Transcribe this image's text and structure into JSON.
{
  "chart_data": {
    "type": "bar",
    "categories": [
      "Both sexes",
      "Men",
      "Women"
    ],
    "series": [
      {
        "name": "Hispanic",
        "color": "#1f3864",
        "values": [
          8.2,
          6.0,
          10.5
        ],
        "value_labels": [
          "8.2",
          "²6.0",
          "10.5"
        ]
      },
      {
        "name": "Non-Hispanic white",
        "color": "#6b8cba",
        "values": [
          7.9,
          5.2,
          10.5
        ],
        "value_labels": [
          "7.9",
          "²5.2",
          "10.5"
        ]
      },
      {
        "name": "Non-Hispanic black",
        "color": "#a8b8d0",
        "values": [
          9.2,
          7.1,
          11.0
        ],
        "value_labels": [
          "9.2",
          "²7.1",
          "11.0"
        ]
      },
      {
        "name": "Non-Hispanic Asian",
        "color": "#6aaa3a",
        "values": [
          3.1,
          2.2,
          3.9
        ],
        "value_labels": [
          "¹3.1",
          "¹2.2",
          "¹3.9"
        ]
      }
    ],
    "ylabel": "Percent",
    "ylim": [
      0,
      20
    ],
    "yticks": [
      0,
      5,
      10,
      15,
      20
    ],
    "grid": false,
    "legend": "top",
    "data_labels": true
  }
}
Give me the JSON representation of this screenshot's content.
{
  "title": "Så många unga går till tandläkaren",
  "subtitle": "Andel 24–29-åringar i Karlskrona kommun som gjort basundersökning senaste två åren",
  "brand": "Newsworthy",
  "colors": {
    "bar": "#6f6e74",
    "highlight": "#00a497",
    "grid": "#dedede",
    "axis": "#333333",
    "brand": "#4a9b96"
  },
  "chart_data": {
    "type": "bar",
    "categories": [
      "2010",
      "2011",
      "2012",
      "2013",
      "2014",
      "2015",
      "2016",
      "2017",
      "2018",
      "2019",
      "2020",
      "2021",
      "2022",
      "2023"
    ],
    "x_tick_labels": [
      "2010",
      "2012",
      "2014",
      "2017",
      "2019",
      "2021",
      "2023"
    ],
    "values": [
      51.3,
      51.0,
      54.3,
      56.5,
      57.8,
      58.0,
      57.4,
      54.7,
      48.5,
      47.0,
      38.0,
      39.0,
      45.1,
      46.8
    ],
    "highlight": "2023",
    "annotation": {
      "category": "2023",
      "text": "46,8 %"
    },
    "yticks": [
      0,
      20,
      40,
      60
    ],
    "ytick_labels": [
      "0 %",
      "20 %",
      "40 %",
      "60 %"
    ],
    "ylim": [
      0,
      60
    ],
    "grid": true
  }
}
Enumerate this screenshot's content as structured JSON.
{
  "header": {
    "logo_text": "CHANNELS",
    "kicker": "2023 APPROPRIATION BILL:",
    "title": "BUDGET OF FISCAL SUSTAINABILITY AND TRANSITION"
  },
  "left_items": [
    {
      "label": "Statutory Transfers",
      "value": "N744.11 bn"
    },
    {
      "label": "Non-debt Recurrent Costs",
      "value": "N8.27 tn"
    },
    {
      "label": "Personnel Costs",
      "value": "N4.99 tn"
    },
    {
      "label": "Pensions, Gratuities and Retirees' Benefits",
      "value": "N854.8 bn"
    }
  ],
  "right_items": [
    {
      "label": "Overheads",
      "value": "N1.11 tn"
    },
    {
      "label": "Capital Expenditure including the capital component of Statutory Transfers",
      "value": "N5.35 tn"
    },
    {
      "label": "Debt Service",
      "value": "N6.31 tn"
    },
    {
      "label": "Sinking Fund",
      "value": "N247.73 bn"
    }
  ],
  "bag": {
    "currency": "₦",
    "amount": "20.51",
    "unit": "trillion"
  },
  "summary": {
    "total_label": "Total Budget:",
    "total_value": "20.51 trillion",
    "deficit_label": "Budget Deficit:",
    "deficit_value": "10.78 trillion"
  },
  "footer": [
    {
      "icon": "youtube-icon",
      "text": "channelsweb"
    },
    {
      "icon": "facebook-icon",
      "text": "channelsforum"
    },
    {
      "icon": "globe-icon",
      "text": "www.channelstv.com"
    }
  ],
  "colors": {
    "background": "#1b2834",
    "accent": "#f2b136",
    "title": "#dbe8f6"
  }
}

### WHAT IS EXPECTED
Working from the entries above, return all lines that contain "icon".

### RESULT FOR THIS EXERCISE
      "icon": "youtube-icon",
      "icon": "facebook-icon",
      "icon": "globe-icon",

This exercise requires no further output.